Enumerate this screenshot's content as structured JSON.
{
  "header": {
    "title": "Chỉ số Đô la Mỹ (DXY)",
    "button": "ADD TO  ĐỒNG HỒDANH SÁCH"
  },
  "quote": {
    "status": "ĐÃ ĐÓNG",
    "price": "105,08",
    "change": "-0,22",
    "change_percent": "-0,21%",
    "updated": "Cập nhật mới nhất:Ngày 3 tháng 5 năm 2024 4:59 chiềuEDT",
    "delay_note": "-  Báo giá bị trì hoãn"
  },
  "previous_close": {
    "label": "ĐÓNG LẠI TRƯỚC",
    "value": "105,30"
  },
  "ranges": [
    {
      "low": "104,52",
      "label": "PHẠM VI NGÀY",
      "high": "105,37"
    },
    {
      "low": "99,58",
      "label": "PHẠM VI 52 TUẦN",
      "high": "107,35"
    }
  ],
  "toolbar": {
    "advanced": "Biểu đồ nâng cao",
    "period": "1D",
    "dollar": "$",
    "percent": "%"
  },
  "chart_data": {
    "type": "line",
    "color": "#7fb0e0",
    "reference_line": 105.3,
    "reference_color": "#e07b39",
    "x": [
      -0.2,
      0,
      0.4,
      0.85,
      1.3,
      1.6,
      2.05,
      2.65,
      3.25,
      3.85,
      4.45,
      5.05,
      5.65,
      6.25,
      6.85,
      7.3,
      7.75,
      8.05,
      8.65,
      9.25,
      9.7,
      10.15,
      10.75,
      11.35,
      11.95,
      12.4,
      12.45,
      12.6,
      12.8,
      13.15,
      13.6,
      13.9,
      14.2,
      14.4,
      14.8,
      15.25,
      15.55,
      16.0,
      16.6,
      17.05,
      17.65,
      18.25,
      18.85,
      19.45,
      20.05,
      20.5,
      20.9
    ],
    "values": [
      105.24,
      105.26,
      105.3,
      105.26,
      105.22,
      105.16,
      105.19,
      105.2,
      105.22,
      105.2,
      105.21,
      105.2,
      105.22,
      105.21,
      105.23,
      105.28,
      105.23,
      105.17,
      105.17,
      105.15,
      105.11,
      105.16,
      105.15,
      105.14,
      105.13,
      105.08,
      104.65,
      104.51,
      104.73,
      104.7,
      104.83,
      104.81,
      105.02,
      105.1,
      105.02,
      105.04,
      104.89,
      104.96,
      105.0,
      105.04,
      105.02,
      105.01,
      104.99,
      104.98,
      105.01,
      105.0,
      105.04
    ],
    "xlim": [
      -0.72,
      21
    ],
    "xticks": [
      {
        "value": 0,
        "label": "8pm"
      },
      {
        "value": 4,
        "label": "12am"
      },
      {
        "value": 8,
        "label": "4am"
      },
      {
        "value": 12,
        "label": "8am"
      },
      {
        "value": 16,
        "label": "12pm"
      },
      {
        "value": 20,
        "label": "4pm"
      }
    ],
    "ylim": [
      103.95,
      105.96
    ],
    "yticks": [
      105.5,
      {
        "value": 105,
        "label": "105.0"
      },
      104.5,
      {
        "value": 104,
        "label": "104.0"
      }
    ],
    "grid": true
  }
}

Exercise details:
Every entry above needs to be quoted exactly.

Worked answer:
Enumerate this screenshot's content as structured JSON.
{
  "header": {
    "title": "Chỉ số Đô la Mỹ (DXY)",
    "button": "ADD TO  ĐỒNG HỒDANH SÁCH"
  },
  "quote": {
    "status": "ĐÃ ĐÓNG",
    "price": "105,08",
    "change": "-0,22",
    "change_percent": "-0,21%",
    "updated": "Cập nhật mới nhất:Ngày 3 tháng 5 năm 2024 4:59 chiềuEDT",
    "delay_note": "-  Báo giá bị trì hoãn"
  },
  "previous_close": {
    "label": "ĐÓNG LẠI TRƯỚC",
    "value": "105,30"
  },
  "ranges": [
    {
      "low": "104,52",
      "label": "PHẠM VI NGÀY",
      "high": "105,37"
    },
    {
      "low": "99,58",
      "label": "PHẠM VI 52 TUẦN",
      "high": "107,35"
    }
  ],
  "toolbar": {
    "advanced": "Biểu đồ nâng cao",
    "period": "1D",
    "dollar": "$",
    "percent": "%"
  },
  "chart_data": {
    "type": "line",
    "color": "#7fb0e0",
    "reference_line": 105.3,
    "reference_color": "#e07b39",
    "x": [
      -0.2,
      0,
      0.4,
      0.85,
      1.3,
      1.6,
      2.05,
      2.65,
      3.25,
      3.85,
      4.45,
      5.05,
      5.65,
      6.25,
      6.85,
      7.3,
      7.75,
      8.05,
      8.65,
      9.25,
      9.7,
      10.15,
      10.75,
      11.35,
      11.95,
      12.4,
      12.45,
      12.6,
      12.8,
      13.15,
      13.6,
      13.9,
      14.2,
      14.4,
      14.8,
      15.25,
      15.55,
      16.0,
      16.6,
      17.05,
      17.65,
      18.25,
      18.85,
      19.45,
      20.05,
      20.5,
      20.9
    ],
    "values": [
      105.24,
      105.26,
      105.3,
      105.26,
      105.22,
      105.16,
      105.19,
      105.2,
      105.22,
      105.2,
      105.21,
      105.2,
      105.22,
      105.21,
      105.23,
      105.28,
      105.23,
      105.17,
      105.17,
      105.15,
      105.11,
      105.16,
      105.15,
      105.14,
      105.13,
      105.08,
      104.65,
      104.51,
      104.73,
      104.7,
      104.83,
      104.81,
      105.02,
      105.1,
      105.02,
      105.04,
      104.89,
      104.96,
      105.0,
      105.04,
      105.02,
      105.01,
      104.99,
      104.98,
      105.01,
      105.0,
      105.04
    ],
    "xlim": [
      -0.72,
      21
    ],
    "xticks": [
      {
        "value": 0,
        "label": "8pm"
      },
      {
        "value": 4,
        "label": "12am"
      },
      {
        "value": 8,
        "label": "4am"
      },
      {
        "value": 12,
        "label": "8am"
      },
      {
        "value": 16,
        "label": "12pm"
      },
      {
        "value": 20,
        "label": "4pm"
      }
    ],
    "ylim": [
      103.95,
      105.96
    ],
    "yticks": [
      105.5,
      {
        "value": 105,
        "label": "105.0"
      },
      104.5,
      {
        "value": 104,
        "label": "104.0"
      }
    ],
    "grid": true
  }
}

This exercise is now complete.